### Data shown

▼▼▼

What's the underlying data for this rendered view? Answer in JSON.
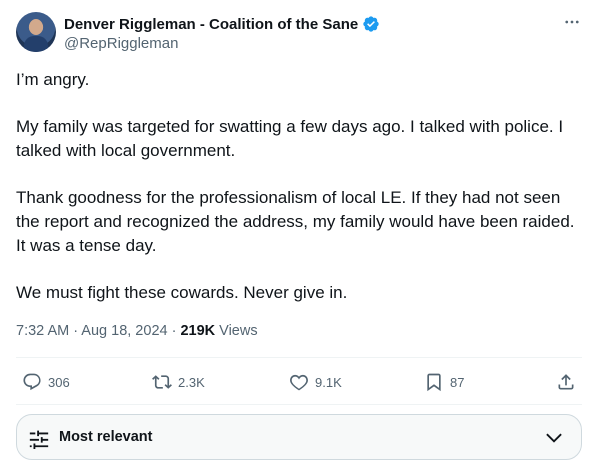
{
  "author": {
    "display_name": "Denver Riggleman - Coalition of the Sane",
    "handle": "@RepRiggleman",
    "verified": true,
    "verified_color": "#1d9bf0"
  },
  "tweet": {
    "paragraphs": [
      "I’m angry.",
      "My family was targeted for swatting a few days ago. I talked with police. I talked with local government.",
      "Thank goodness for the professionalism of local LE. If they had not seen the report and recognized the address, my family would have been raided. It was a tense day.",
      "We must fight these cowards. Never give in."
    ],
    "time": "7:32 AM",
    "separator": " · ",
    "date": "Aug 18, 2024",
    "views_count": "219K",
    "views_label": " Views"
  },
  "actions": {
    "reply": {
      "icon": "reply-icon",
      "count": "306"
    },
    "repost": {
      "icon": "repost-icon",
      "count": "2.3K"
    },
    "like": {
      "icon": "like-icon",
      "count": "9.1K"
    },
    "bookmark": {
      "icon": "bookmark-icon",
      "count": "87"
    },
    "share": {
      "icon": "share-icon"
    }
  },
  "sort": {
    "icon": "sliders-icon",
    "label": "Most relevant",
    "chevron": "chevron-down-icon"
  },
  "colors": {
    "text_primary": "#0f1419",
    "text_secondary": "#536471",
    "divider": "#eff3f4",
    "accent": "#1d9bf0"
  }
}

▲▲▲

### Challenge
Copy the records above exactly. The pictures are not part of the copy.

### Solution
What's the underlying data for this rendered view? Answer in JSON.
{
  "author": {
    "display_name": "Denver Riggleman - Coalition of the Sane",
    "handle": "@RepRiggleman",
    "verified": true,
    "verified_color": "#1d9bf0"
  },
  "tweet": {
    "paragraphs": [
      "I’m angry.",
      "My family was targeted for swatting a few days ago. I talked with police. I talked with local government.",
      "Thank goodness for the professionalism of local LE. If they had not seen the report and recognized the address, my family would have been raided. It was a tense day.",
      "We must fight these cowards. Never give in."
    ],
    "time": "7:32 AM",
    "separator": " · ",
    "date": "Aug 18, 2024",
    "views_count": "219K",
    "views_label": " Views"
  },
  "actions": {
    "reply": {
      "icon": "reply-icon",
      "count": "306"
    },
    "repost": {
      "icon": "repost-icon",
      "count": "2.3K"
    },
    "like": {
      "icon": "like-icon",
      "count": "9.1K"
    },
    "bookmark": {
      "icon": "bookmark-icon",
      "count": "87"
    },
    "share": {
      "icon": "share-icon"
    }
  },
  "sort": {
    "icon": "sliders-icon",
    "label": "Most relevant",
    "chevron": "chevron-down-icon"
  },
  "colors": {
    "text_primary": "#0f1419",
    "text_secondary": "#536471",
    "divider": "#eff3f4",
    "accent": "#1d9bf0"
  }
}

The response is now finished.